_Task description_.
Reproduce word for word the lines from the first one down through the line containing "data-point (546, 466, 565, 485)". Include both of those lines and nothing after the second.
◆ ◆ ◆
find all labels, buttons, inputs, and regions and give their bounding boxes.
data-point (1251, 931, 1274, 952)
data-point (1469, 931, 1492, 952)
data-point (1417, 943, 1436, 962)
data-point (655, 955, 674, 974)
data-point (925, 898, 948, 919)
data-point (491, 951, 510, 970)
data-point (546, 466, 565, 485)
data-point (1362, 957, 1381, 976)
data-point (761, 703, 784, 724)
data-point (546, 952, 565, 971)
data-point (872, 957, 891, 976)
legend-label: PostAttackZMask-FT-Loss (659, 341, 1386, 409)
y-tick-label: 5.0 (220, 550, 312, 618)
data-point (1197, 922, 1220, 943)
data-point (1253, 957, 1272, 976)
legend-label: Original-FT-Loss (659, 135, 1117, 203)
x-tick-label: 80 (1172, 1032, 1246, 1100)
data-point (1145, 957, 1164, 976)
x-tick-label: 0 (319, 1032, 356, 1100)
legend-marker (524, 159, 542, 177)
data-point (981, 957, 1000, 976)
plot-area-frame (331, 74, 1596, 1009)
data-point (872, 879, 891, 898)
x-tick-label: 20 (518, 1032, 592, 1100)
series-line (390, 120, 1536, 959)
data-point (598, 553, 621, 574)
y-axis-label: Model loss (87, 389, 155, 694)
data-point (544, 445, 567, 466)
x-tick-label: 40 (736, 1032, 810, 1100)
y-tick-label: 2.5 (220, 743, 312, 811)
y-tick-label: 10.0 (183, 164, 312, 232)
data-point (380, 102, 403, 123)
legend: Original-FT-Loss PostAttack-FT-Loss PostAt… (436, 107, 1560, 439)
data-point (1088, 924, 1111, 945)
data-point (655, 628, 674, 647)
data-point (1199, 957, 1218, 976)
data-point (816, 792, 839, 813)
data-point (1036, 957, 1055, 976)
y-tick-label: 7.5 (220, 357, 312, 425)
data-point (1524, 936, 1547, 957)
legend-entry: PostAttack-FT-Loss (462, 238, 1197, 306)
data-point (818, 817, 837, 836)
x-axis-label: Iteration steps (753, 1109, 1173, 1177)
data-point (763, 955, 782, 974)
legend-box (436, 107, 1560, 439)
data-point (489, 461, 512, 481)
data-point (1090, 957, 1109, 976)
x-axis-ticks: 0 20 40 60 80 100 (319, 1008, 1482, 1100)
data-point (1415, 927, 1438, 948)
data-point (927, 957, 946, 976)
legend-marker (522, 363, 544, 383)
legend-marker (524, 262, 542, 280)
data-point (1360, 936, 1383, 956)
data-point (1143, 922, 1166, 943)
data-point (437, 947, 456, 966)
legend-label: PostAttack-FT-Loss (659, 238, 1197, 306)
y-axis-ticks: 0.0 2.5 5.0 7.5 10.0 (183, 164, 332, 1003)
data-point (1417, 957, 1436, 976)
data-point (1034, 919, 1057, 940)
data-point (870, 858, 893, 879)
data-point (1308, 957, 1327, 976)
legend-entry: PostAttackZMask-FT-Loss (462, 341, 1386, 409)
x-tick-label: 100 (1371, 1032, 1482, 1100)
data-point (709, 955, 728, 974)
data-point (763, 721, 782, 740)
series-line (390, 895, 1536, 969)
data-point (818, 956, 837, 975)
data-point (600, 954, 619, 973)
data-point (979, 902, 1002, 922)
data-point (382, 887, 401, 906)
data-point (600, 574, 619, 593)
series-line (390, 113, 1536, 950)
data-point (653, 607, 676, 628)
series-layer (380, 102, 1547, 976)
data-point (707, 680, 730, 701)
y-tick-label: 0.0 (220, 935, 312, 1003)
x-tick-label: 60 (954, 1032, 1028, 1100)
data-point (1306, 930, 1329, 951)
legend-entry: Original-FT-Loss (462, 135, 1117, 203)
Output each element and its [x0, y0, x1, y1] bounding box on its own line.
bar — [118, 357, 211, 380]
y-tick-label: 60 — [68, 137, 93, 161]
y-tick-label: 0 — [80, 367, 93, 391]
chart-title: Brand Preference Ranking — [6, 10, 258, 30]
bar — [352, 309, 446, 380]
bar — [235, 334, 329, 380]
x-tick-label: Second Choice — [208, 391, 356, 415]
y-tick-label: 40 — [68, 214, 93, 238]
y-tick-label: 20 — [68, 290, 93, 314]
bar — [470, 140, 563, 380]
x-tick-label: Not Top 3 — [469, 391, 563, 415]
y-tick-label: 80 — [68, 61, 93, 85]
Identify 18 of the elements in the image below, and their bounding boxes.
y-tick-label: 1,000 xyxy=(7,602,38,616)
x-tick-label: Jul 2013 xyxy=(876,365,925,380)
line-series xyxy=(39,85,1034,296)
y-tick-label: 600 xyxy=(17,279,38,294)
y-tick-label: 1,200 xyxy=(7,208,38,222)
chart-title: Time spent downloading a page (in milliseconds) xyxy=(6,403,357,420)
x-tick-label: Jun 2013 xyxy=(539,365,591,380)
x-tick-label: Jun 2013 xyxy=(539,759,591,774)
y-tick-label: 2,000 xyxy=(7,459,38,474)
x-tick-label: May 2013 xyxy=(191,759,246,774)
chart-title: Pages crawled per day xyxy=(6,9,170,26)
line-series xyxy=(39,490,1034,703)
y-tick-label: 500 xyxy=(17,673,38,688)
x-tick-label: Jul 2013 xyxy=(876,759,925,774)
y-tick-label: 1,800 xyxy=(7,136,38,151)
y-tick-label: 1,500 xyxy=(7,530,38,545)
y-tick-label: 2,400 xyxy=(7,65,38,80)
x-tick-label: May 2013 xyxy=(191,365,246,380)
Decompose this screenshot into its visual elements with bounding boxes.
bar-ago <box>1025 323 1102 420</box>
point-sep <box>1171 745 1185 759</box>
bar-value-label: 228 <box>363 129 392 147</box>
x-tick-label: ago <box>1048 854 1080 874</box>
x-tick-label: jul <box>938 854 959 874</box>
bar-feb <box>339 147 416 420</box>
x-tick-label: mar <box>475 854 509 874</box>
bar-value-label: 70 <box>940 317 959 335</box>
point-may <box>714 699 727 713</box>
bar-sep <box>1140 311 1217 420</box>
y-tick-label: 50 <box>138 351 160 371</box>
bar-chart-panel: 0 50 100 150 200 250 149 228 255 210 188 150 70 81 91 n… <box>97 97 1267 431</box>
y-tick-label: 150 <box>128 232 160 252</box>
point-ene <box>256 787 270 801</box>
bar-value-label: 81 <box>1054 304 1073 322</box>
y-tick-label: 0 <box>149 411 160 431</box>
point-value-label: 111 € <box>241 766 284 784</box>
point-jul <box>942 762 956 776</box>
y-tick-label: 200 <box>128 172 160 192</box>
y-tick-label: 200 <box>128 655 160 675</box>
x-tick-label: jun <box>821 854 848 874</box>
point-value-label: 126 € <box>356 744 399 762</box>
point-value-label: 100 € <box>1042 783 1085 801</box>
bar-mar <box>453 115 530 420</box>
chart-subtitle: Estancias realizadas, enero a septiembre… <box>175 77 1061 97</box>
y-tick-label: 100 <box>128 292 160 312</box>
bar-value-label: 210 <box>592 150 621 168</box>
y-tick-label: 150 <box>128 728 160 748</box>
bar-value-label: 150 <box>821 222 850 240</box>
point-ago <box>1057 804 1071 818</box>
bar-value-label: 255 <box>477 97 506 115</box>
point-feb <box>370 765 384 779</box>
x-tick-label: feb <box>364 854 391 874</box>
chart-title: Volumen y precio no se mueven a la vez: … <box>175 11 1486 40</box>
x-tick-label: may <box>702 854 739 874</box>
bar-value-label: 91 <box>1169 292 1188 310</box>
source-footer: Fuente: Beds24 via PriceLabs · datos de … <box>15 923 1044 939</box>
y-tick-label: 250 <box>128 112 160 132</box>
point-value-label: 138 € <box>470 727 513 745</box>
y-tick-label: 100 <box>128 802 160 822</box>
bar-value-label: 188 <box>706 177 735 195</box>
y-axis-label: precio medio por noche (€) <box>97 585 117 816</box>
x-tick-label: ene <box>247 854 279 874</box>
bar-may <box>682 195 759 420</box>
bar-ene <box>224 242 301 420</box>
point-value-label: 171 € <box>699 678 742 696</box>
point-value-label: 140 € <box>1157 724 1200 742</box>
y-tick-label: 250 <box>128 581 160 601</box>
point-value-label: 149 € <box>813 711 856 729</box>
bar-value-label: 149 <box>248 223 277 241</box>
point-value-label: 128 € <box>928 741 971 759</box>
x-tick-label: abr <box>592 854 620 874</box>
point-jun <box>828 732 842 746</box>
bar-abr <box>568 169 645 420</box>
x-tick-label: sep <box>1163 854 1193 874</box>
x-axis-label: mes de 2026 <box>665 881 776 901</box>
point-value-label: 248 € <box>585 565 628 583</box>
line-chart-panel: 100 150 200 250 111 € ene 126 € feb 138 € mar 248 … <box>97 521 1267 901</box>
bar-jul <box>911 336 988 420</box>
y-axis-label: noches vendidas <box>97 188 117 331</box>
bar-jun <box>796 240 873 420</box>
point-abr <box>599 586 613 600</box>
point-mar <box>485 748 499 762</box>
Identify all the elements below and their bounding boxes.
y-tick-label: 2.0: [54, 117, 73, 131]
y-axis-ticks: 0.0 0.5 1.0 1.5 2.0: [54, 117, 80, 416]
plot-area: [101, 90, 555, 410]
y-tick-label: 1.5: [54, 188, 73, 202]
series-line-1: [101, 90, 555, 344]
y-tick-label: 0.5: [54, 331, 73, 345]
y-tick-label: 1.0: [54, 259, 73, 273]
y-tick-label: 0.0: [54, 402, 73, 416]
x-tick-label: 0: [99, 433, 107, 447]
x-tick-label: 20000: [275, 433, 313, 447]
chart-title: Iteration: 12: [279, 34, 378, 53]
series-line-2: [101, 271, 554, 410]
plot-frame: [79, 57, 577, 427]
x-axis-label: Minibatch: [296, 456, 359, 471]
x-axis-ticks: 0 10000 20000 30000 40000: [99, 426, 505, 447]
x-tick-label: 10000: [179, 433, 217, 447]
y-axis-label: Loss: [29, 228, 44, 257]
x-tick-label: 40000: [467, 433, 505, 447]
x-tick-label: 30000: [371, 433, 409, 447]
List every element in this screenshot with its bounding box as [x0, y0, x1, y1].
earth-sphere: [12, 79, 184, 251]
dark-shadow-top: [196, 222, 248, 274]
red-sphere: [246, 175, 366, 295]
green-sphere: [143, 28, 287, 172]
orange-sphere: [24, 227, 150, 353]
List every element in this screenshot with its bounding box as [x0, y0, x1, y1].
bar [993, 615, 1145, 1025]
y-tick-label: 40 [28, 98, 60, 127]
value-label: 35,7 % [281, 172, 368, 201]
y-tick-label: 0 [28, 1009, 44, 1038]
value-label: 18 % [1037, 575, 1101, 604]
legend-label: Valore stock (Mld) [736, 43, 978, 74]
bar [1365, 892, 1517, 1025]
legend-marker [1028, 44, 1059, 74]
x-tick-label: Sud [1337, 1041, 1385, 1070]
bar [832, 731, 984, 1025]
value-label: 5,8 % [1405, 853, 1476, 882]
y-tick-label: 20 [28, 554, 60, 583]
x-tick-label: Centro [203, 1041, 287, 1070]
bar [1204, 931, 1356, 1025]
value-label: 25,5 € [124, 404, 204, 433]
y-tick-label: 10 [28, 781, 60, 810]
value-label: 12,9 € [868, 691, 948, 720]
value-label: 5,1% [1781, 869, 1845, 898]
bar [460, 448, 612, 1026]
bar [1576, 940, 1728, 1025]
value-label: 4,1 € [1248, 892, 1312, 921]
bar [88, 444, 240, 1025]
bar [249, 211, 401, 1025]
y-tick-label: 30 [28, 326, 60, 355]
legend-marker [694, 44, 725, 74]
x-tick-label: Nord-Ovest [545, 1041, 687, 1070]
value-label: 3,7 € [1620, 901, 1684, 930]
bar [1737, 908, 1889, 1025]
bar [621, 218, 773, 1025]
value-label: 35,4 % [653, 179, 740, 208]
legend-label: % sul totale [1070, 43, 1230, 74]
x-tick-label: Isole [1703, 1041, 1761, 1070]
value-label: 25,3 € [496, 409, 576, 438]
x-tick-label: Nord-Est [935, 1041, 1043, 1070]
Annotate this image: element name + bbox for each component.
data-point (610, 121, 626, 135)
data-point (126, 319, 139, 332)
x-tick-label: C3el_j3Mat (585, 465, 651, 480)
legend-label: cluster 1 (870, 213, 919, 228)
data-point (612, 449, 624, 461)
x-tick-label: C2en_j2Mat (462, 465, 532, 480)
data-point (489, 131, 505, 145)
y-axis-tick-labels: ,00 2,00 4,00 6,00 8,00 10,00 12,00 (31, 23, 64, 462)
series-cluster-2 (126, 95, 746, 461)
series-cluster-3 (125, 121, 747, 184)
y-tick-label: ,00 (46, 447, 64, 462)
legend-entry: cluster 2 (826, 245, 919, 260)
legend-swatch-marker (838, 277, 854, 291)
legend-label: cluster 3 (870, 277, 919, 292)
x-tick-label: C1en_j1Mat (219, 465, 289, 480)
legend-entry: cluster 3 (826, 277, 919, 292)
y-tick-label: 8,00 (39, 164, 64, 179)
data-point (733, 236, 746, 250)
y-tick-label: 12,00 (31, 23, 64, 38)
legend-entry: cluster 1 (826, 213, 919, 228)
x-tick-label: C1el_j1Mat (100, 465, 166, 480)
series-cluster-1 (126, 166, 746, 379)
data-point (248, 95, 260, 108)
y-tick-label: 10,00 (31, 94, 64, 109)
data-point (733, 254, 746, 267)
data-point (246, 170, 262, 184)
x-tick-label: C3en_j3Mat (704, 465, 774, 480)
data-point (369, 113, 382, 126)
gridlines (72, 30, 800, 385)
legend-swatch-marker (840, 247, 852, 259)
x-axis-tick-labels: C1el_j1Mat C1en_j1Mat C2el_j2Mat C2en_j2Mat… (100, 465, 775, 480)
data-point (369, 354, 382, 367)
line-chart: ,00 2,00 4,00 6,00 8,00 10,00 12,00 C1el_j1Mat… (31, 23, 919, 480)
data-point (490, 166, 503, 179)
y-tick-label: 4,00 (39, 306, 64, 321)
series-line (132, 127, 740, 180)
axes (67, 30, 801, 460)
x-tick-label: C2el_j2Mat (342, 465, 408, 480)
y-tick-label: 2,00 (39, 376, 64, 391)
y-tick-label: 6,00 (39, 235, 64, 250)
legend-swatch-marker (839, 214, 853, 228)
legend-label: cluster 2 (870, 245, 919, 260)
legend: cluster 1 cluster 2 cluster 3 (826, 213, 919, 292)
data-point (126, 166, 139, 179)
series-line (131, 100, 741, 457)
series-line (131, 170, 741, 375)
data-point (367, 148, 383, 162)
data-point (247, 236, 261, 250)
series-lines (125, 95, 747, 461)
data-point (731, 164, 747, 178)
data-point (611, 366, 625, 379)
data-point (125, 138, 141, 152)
◆ ◆ ◆
_Response to this task_.
find all labels, buttons, inputs, and regions and give their bounding boxes.
data-point (1251, 931, 1274, 952)
data-point (1469, 931, 1492, 952)
data-point (1417, 943, 1436, 962)
data-point (655, 955, 674, 974)
data-point (925, 898, 948, 919)
data-point (491, 951, 510, 970)
data-point (546, 466, 565, 485)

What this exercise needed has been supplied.